◆ Your objective
Copy out the records in full, word for word, without pictures.

(Data entries)
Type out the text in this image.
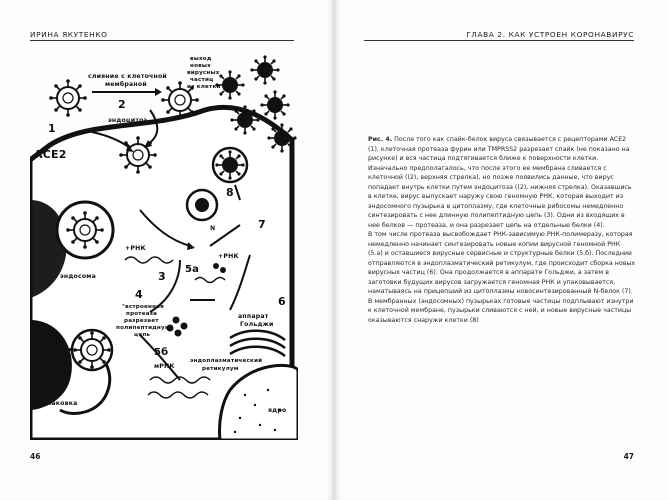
ИРИНА ЯКУТЕНКО
ядро
слияние с клеточной
мембраной
1
ACE2
2
эндоцитоз
выход
новых
вирусных
частиц
из клетки
8
7
N
+РНК
3
5а
+РНК
эндосома
4
"встроенная
протеаза
разрезает
полипептидную
цепь
5б
мРНК
6
аппарат
Гольджи
эндоплазматический
ретикулум
распаковка
46
ГЛАВА 2. КАК УСТРОЕН КОРОНАВИРУС
47

Рис. 4. После того как спайк-белок вируса связывается с рецепторами ACE2 (1), клеточная протеаза фурин или TMPRSS2 разрезает спайк (не показано на рисунке) и вся частица подтягивается ближе к поверхности клетки. Изначально предполагалось, что после этого ее мембрана сливается с клеточной ((2), верхняя стрелка), но позже появились данные, что вирус попадает внутрь клетки путем эндоцитоза ((2), нижняя стрелка). Оказавшись в клетке, вирус выпускает наружу свою геномную РНК, которая выходит из эндосомного пузырька в цитоплазму, где клеточные рибосомы немедленно синтезировать с нее длинную полипептидную цепь (3). Одни из входящих в нее белков — протеаза, и она разрезает цепь на отдельные белки (4).

В том числе протеаза высвобождает РНК-зависимую РНК-полимеразу, которая немедленно начинает синтезировать новые копии вирусной геномной РНК (5.а) и оставшиеся вирусные сервисные и структурные белки (5.б). Последние отправляются в эндоплазматический ретикулум, где происходит сборка новых вирусных частиц (6). Она продолжается в аппарате Гольджи, а затем в заготовки будущих вирусов загружается геномная РНК и упаковывается, наматываясь на прицепший из цитоплазмы новосинтезированный N-белок (7). В мембранных (эндосомных) пузырьках готовые частицы подплывают изнутри к клеточной мембране, пузырьки сливаются с ней, и новые вирусные частицы оказываются снаружи клетки (8)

◆ Result of the task
Type out the text in this image.
ИРИНА ЯКУТЕНКО
ядро
слияние с клеточной
мембраной
1
ACE2
2
эндоцитоз
выход
новых
вирусных
частиц
из клетки
8
7
N
+РНК
3
5а
+РНК
эндосома
4
"встроенная
протеаза
разрезает
полипептидную
цепь
5б
мРНК
6
аппарат
Гольджи
эндоплазматический
ретикулум
распаковка
46
ГЛАВА 2. КАК УСТРОЕН КОРОНАВИРУС
47

Рис. 4. После того как спайк-белок вируса связывается с рецепторами ACE2 (1), клеточная протеаза фурин или TMPRSS2 разрезает спайк (не показано на рисунке) и вся частица подтягивается ближе к поверхности клетки. Изначально предполагалось, что после этого ее мембрана сливается с клеточной ((2), верхняя стрелка), но позже появились данные, что вирус попадает внутрь клетки путем эндоцитоза ((2), нижняя стрелка). Оказавшись в клетке, вирус выпускает наружу свою геномную РНК, которая выходит из эндосомного пузырька в цитоплазму, где клеточные рибосомы немедленно синтезировать с нее длинную полипептидную цепь (3). Одни из входящих в нее белков — протеаза, и она разрезает цепь на отдельные белки (4).

В том числе протеаза высвобождает РНК-зависимую РНК-полимеразу, которая немедленно начинает синтезировать новые копии вирусной геномной РНК (5.а) и оставшиеся вирусные сервисные и структурные белки (5.б). Последние отправляются в эндоплазматический ретикулум, где происходит сборка новых вирусных частиц (6). Она продолжается в аппарате Гольджи, а затем в заготовки будущих вирусов загружается геномная РНК и упаковывается, наматываясь на прицепший из цитоплазмы новосинтезированный N-белок (7). В мембранных (эндосомных) пузырьках готовые частицы подплывают изнутри к клеточной мембране, пузырьки сливаются с ней, и новые вирусные частицы оказываются снаружи клетки (8)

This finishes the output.